(Data items)
▶

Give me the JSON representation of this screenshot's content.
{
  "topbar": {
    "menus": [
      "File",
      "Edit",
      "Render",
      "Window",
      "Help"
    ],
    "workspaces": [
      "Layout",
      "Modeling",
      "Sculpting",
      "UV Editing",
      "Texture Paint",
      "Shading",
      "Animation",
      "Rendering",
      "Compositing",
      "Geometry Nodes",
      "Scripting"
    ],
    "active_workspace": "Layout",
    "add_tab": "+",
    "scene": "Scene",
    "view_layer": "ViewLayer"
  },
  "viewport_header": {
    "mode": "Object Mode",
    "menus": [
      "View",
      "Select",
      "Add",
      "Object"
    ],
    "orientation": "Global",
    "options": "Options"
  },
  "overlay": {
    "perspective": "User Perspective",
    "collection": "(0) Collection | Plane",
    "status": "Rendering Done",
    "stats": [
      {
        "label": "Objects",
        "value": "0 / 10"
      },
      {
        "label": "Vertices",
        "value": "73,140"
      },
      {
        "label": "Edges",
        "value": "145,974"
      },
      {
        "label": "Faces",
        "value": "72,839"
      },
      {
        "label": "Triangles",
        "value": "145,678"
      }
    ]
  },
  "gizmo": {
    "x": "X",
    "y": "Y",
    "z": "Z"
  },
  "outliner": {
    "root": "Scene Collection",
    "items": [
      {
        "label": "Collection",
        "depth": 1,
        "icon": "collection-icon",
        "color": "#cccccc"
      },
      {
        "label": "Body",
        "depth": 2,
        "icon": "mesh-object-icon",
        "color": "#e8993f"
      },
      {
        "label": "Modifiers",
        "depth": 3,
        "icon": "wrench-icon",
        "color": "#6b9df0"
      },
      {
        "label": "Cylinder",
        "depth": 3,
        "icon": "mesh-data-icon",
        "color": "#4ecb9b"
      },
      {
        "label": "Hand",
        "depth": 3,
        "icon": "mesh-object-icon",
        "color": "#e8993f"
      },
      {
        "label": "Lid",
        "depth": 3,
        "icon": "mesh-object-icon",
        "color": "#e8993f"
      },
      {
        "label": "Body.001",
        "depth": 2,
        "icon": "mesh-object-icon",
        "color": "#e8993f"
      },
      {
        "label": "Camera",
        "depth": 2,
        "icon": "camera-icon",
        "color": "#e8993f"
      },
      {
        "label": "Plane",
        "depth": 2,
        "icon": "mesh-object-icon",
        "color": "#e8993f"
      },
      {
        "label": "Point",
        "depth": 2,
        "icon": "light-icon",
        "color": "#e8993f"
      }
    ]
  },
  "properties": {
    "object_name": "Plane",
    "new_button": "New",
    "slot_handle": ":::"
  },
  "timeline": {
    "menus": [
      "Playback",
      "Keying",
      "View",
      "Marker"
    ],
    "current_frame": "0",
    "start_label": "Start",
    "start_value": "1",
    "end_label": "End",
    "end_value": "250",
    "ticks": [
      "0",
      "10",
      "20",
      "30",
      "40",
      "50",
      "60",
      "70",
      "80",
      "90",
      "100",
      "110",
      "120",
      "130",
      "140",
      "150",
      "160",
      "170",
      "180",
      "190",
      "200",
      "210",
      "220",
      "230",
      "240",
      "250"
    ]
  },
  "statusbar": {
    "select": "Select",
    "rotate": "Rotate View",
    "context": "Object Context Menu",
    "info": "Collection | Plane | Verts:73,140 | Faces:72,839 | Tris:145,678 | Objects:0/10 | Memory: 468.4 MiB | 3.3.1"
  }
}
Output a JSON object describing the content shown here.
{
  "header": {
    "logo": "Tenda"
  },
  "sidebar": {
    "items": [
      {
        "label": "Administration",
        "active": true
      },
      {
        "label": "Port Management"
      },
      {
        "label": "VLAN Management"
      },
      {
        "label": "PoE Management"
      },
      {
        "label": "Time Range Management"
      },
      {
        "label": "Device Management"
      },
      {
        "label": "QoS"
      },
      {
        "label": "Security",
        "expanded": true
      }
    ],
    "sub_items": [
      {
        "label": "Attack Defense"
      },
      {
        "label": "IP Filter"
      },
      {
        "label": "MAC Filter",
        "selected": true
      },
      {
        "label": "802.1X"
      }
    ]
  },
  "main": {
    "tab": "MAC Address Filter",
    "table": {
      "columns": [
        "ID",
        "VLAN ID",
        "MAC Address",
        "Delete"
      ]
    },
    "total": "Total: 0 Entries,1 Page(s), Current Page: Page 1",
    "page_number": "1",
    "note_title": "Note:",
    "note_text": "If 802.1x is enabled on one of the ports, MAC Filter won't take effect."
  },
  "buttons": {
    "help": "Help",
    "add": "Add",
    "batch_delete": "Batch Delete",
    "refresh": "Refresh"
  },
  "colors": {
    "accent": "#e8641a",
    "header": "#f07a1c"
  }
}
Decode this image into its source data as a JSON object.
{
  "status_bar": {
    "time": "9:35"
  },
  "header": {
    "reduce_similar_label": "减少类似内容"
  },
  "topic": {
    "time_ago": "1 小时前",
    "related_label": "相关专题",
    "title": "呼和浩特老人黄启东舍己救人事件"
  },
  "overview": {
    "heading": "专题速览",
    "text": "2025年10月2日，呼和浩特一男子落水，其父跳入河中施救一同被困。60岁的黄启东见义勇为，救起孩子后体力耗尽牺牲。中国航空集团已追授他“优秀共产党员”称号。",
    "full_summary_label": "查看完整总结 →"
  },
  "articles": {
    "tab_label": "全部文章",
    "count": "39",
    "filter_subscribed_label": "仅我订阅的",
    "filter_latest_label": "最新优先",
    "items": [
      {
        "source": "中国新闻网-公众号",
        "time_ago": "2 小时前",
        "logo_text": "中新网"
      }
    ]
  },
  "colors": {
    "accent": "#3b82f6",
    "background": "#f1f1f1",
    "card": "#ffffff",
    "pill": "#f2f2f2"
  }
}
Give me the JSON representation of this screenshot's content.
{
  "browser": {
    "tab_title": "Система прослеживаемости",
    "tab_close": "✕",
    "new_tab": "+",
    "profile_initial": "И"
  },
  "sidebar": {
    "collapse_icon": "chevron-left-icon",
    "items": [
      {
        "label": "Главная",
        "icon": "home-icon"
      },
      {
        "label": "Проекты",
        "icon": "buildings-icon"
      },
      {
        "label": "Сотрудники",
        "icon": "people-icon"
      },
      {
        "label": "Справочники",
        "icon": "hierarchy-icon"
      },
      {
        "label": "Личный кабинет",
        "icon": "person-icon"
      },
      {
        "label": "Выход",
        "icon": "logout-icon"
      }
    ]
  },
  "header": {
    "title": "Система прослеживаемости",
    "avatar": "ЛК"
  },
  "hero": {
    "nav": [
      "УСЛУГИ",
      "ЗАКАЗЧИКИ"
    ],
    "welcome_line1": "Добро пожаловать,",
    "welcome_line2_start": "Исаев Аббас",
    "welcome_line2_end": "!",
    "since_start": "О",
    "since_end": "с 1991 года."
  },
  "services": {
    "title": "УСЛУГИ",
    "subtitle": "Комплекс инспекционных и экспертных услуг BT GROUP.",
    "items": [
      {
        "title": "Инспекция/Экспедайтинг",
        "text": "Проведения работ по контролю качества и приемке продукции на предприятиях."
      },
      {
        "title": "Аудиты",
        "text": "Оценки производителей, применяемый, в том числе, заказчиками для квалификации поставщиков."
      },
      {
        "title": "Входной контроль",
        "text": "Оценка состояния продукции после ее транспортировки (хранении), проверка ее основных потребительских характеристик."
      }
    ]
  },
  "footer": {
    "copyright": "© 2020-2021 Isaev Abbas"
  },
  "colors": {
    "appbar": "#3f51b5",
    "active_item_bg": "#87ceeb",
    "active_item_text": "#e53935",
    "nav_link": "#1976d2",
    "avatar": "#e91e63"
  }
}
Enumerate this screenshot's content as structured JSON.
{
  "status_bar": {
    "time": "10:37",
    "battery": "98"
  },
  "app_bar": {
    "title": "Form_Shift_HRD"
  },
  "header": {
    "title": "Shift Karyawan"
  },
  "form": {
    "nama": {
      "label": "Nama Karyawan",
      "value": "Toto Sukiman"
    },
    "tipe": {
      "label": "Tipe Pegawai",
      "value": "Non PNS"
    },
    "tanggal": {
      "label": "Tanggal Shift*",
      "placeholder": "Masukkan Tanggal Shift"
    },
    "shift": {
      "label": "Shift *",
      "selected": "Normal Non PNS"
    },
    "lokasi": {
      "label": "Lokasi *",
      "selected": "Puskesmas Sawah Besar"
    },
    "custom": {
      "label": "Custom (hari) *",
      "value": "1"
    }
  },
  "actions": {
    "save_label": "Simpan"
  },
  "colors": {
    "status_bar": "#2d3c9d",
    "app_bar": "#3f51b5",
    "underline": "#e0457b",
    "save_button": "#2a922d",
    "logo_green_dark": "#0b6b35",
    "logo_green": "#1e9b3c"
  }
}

◀

### Aim of the exercise
Copy out the lines that hold "Faces".

### Answer to this task
        "label": "Faces",
    "info": "Collection | Plane | Verts:73,140 | Faces:72,839 | Tris:145,678 | Objects:0/10 | Memory: 468.4 MiB | 3.3.1"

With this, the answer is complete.